● **PROBLEM TO WORK ON**
Scan the entries below. List each line with "Materiais".

● **ENTRIES SHOWN**
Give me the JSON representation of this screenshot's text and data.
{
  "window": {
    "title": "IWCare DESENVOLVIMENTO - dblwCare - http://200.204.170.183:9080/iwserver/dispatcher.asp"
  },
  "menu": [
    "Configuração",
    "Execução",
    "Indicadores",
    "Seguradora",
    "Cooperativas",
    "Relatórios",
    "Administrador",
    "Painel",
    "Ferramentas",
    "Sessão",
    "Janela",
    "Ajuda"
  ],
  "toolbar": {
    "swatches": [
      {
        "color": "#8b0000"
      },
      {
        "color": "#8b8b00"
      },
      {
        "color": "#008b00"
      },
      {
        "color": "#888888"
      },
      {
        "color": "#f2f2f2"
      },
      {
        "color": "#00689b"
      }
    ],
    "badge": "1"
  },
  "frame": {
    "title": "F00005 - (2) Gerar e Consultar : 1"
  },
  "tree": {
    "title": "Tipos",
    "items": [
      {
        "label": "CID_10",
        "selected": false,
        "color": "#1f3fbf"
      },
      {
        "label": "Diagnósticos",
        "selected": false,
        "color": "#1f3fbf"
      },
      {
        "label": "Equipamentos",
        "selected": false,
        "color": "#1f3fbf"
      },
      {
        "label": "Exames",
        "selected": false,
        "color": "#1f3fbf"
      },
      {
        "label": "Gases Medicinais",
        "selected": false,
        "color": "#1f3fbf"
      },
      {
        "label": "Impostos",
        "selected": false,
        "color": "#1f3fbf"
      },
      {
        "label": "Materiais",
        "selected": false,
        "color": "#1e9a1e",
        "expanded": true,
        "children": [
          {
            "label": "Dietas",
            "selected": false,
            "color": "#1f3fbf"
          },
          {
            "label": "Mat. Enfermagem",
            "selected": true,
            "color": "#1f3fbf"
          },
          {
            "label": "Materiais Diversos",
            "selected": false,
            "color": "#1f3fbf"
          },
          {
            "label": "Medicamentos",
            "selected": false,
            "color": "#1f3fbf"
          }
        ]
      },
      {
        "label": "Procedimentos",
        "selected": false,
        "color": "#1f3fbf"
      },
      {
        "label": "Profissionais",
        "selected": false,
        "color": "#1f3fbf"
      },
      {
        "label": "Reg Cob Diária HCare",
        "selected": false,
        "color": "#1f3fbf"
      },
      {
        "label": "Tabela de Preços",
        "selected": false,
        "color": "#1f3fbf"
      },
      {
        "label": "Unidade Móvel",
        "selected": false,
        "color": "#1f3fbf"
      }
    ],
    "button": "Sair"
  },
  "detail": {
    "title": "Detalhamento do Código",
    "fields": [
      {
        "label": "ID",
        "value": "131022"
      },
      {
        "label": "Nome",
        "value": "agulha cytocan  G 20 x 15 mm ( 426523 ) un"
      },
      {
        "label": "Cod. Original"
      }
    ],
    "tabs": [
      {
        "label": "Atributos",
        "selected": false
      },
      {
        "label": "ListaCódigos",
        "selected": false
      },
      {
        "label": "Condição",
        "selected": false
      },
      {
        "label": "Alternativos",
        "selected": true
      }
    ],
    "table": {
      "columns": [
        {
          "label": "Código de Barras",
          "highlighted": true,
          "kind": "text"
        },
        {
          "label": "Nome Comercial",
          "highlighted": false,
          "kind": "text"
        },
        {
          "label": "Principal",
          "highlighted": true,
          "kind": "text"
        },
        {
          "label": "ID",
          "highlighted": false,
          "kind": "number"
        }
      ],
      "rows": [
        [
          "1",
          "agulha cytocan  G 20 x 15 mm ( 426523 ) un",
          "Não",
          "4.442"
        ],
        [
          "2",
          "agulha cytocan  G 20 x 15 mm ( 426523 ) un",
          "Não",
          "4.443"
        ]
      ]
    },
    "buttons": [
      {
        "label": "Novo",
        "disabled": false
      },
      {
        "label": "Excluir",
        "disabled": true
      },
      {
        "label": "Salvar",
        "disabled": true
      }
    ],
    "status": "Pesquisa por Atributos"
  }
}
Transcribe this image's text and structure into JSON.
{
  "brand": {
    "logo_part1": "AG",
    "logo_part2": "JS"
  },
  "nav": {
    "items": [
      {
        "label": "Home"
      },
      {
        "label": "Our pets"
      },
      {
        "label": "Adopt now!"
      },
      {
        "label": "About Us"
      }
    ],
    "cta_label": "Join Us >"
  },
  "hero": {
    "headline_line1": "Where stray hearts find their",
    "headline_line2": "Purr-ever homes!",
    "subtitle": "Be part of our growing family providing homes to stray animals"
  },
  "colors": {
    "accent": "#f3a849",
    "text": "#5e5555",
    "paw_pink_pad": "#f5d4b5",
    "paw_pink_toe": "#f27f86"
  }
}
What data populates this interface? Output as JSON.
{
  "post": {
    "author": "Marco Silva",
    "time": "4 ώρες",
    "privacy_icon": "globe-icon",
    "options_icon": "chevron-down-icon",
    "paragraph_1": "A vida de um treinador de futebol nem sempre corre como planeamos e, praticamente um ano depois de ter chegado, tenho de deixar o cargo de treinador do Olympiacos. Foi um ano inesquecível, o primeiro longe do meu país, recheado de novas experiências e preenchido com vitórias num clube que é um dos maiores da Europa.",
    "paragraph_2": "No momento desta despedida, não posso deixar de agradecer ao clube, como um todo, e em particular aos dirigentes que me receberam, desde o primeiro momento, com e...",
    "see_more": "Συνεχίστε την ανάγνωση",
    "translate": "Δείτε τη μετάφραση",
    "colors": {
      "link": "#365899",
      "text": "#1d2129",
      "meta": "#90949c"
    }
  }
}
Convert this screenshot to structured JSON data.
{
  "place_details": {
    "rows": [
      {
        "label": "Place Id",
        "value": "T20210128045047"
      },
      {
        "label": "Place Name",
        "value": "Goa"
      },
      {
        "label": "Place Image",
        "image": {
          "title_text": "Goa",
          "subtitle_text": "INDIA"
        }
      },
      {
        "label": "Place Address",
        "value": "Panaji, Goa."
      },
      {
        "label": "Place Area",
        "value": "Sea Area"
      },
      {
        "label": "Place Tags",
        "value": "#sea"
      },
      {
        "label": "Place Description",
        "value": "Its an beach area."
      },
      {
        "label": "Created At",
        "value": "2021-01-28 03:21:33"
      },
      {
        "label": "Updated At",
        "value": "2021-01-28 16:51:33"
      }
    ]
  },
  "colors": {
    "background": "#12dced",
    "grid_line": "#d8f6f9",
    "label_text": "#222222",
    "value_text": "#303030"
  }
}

● **COMPLETED TASK**
        "label": "Materiais",
            "label": "Materiais Diversos",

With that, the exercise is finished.